Stored rows »

╔══

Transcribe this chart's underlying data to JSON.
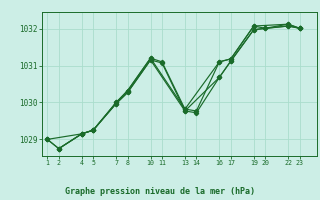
{
  "background_color": "#cceee6",
  "plot_bg_color": "#cceee6",
  "grid_color": "#aaddcc",
  "line_color": "#1a6b2a",
  "title": "Graphe pression niveau de la mer (hPa)",
  "ylim": [
    1028.55,
    1032.45
  ],
  "yticks": [
    1029,
    1030,
    1031,
    1032
  ],
  "xlim": [
    0.5,
    24.5
  ],
  "xtick_positions": [
    1,
    2,
    4,
    5,
    7,
    8,
    10,
    11,
    13,
    14,
    16,
    17,
    19,
    20,
    22,
    23
  ],
  "xtick_labels": [
    "1",
    "2",
    "4",
    "5",
    "7",
    "8",
    "10",
    "11",
    "13",
    "14",
    "16",
    "17",
    "19",
    "20",
    "22",
    "23"
  ],
  "lines": [
    {
      "x": [
        1,
        2,
        4,
        5,
        7,
        8,
        10,
        11,
        13,
        14,
        16,
        17,
        19,
        20,
        22,
        23
      ],
      "y": [
        1029.0,
        1028.75,
        1029.15,
        1029.25,
        1030.0,
        1030.32,
        1031.2,
        1031.1,
        1029.82,
        1029.77,
        1031.1,
        1031.18,
        1032.07,
        1032.01,
        1032.12,
        1032.01
      ]
    },
    {
      "x": [
        1,
        2,
        4,
        5,
        7,
        8,
        10,
        11,
        13,
        14,
        16,
        17,
        19,
        20,
        22,
        23
      ],
      "y": [
        1029.0,
        1028.75,
        1029.15,
        1029.25,
        1029.97,
        1030.27,
        1031.15,
        1031.07,
        1029.77,
        1029.72,
        1030.68,
        1031.12,
        1031.97,
        1032.01,
        1032.07,
        1032.01
      ]
    },
    {
      "x": [
        1,
        4,
        5,
        7,
        8,
        10,
        13,
        16,
        17,
        19,
        22,
        23
      ],
      "y": [
        1029.0,
        1029.15,
        1029.25,
        1030.0,
        1030.32,
        1031.2,
        1029.82,
        1031.1,
        1031.18,
        1032.07,
        1032.12,
        1032.01
      ]
    },
    {
      "x": [
        2,
        4,
        5,
        7,
        8,
        10,
        13,
        16,
        17,
        19,
        22,
        23
      ],
      "y": [
        1028.75,
        1029.15,
        1029.25,
        1029.97,
        1030.27,
        1031.15,
        1029.77,
        1030.68,
        1031.12,
        1031.97,
        1032.07,
        1032.01
      ]
    }
  ]
}
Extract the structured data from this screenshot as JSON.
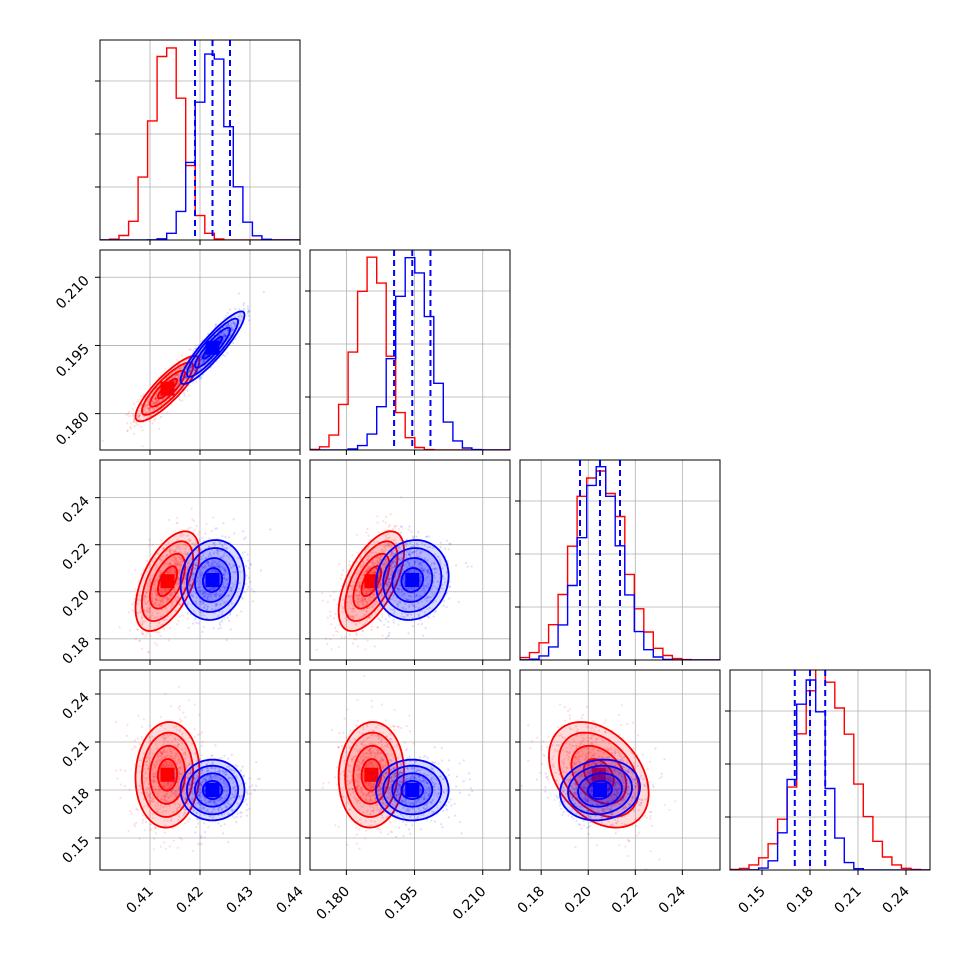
{
  "chart_data": {
    "type": "corner",
    "params": [
      {
        "range": [
          0.4,
          0.44
        ],
        "ticks": [
          0.41,
          0.42,
          0.43,
          0.44
        ],
        "tick_labels": [
          "0.41",
          "0.42",
          "0.43",
          "0.44"
        ]
      },
      {
        "range": [
          0.172,
          0.216
        ],
        "ticks": [
          0.18,
          0.195,
          0.21
        ],
        "tick_labels": [
          "0.180",
          "0.195",
          "0.210"
        ]
      },
      {
        "range": [
          0.171,
          0.256
        ],
        "ticks": [
          0.18,
          0.2,
          0.22,
          0.24
        ],
        "tick_labels": [
          "0.18",
          "0.20",
          "0.22",
          "0.24"
        ]
      },
      {
        "range": [
          0.13,
          0.255
        ],
        "ticks": [
          0.15,
          0.18,
          0.21,
          0.24
        ],
        "tick_labels": [
          "0.15",
          "0.18",
          "0.21",
          "0.24"
        ]
      }
    ],
    "series": [
      {
        "color": "#ff0000",
        "mean": [
          0.4135,
          0.1855,
          0.2045,
          0.1895
        ],
        "std": [
          0.0032,
          0.0036,
          0.0106,
          0.0165
        ]
      },
      {
        "color": "#0000ff",
        "mean": [
          0.4225,
          0.1945,
          0.205,
          0.18
        ],
        "std": [
          0.0032,
          0.004,
          0.0085,
          0.0095
        ]
      }
    ],
    "correlations": {
      "red": [
        [
          1,
          0.85,
          0.55,
          0.05
        ],
        [
          0.85,
          1,
          0.6,
          0.05
        ],
        [
          0.55,
          0.6,
          1,
          -0.35
        ],
        [
          0.05,
          0.05,
          -0.35,
          1
        ]
      ],
      "blue": [
        [
          1,
          0.9,
          0.1,
          0.0
        ],
        [
          0.9,
          1,
          0.1,
          0.0
        ],
        [
          0.1,
          0.1,
          1,
          0.1
        ],
        [
          0.0,
          0.0,
          0.1,
          1
        ]
      ]
    },
    "quantile_lines": {
      "color": "#0000ff",
      "values": [
        [
          0.419,
          0.4225,
          0.426
        ],
        [
          0.1905,
          0.1945,
          0.1985
        ],
        [
          0.1965,
          0.205,
          0.2135
        ],
        [
          0.1705,
          0.18,
          0.1895
        ]
      ]
    },
    "grid": true,
    "legend": false
  }
}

╚══

Stated task »
For the data above, state how many lines contain "this"; the number is the whole answer.

Problem solution »
2